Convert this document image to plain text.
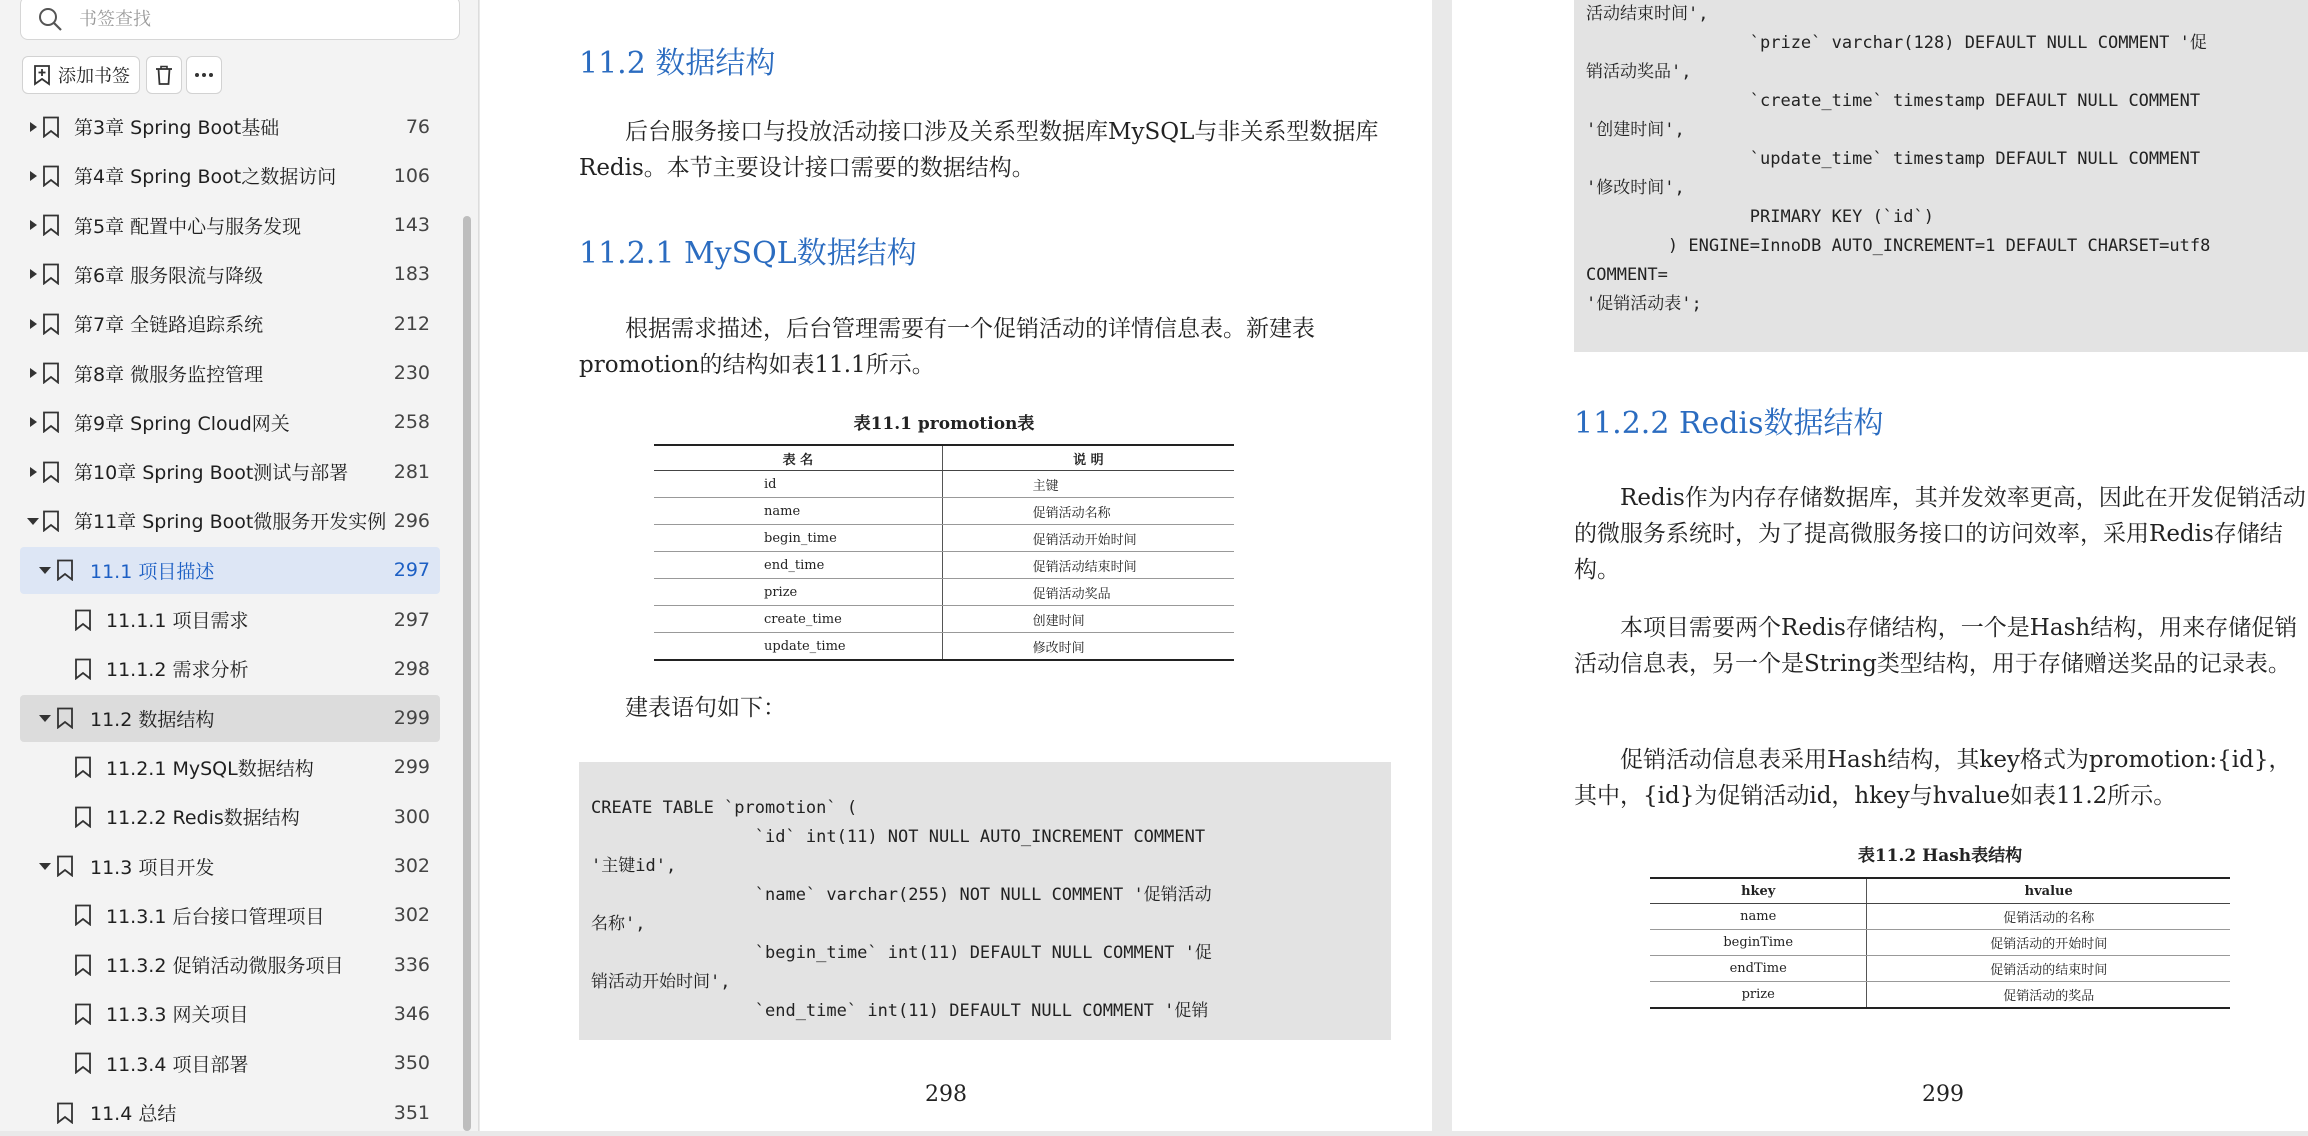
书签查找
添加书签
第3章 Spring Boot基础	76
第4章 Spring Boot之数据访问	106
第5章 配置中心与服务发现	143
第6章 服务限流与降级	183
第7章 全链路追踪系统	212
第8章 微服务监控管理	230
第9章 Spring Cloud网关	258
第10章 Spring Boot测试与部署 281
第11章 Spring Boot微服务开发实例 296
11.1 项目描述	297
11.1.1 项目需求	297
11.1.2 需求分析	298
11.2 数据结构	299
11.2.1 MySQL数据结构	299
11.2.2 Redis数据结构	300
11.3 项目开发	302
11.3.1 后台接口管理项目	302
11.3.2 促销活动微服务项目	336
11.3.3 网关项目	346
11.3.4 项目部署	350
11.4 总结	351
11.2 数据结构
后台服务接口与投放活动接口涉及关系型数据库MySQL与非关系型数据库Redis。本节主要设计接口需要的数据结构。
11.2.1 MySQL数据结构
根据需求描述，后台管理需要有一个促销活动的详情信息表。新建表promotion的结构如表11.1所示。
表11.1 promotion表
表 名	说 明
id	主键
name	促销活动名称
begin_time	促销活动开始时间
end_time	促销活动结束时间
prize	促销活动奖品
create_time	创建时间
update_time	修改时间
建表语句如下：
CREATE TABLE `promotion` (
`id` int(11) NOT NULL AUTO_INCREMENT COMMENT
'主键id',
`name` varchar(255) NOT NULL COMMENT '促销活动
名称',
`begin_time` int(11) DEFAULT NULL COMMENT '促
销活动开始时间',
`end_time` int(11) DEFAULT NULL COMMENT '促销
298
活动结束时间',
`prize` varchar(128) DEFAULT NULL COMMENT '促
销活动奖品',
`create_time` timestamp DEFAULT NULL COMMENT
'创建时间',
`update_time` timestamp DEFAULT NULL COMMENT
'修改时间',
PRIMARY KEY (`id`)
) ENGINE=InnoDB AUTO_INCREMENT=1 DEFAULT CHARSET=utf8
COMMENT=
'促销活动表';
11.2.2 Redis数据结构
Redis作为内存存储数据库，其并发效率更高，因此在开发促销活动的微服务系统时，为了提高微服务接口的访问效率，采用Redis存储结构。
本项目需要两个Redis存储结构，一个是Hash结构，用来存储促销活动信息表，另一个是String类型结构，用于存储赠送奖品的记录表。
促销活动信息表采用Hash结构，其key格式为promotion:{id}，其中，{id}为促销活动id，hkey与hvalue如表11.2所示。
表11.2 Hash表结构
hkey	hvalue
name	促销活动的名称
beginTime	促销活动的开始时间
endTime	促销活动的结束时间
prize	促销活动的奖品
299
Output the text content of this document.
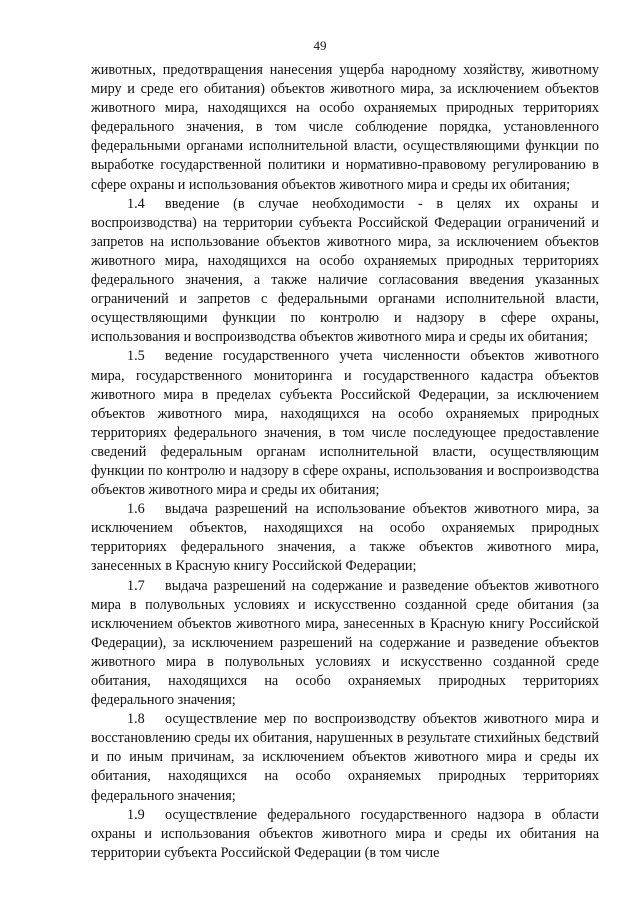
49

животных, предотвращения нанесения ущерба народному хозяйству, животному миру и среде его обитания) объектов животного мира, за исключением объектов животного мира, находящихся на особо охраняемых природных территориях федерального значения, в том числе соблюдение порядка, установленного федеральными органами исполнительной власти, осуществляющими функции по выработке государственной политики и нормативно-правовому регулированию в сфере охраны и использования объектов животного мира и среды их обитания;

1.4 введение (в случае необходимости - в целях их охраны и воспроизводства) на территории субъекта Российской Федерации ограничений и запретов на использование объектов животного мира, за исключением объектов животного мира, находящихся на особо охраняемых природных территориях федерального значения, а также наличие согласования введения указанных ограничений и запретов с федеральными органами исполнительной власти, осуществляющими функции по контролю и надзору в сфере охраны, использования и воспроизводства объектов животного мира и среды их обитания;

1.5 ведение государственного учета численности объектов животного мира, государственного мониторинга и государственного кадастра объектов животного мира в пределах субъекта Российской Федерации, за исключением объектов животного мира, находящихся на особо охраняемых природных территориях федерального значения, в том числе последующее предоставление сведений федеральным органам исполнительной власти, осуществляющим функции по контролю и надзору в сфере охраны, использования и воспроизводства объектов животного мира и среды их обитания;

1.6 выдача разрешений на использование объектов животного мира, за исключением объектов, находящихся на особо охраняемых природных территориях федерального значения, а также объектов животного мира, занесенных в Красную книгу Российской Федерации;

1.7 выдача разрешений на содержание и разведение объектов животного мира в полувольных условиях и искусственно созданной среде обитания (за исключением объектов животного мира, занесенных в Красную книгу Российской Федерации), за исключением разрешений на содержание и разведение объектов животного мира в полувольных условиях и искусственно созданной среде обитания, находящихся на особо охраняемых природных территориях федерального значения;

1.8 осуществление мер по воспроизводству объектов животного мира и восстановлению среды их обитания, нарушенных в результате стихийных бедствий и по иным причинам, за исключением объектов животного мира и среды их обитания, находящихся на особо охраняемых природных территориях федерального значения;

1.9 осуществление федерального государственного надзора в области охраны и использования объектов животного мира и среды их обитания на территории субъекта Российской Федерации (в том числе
==
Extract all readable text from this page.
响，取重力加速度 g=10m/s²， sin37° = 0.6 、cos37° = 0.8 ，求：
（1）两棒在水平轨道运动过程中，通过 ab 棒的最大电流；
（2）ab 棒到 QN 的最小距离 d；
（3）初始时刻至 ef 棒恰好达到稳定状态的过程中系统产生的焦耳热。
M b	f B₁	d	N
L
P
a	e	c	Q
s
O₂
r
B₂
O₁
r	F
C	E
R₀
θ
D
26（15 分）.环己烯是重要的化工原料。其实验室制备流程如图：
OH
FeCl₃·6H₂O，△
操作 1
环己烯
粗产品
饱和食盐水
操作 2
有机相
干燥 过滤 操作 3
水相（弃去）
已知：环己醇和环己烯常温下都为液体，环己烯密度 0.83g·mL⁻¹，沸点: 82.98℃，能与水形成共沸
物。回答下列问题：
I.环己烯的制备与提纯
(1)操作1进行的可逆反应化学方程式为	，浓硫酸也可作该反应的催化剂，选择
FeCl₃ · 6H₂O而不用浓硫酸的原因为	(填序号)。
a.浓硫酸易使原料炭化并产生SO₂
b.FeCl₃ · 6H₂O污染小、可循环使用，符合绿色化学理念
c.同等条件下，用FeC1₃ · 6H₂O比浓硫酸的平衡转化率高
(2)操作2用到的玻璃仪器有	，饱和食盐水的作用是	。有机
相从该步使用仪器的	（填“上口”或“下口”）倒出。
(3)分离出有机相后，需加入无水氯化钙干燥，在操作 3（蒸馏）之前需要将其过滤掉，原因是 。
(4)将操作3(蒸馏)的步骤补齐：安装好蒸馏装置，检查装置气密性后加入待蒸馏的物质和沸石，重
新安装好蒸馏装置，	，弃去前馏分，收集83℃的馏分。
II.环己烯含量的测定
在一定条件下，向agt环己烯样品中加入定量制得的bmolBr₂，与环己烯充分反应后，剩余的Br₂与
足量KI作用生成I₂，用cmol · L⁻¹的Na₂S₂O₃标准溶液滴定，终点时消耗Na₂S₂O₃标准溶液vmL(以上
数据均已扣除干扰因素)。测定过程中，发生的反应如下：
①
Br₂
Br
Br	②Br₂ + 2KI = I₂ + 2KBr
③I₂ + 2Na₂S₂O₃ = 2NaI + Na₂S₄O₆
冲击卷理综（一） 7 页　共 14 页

# INSTRUCTIONS TO FOLLOW
Count how many lines contain "использование" and give only that count.

# EXERCISE RESULT
2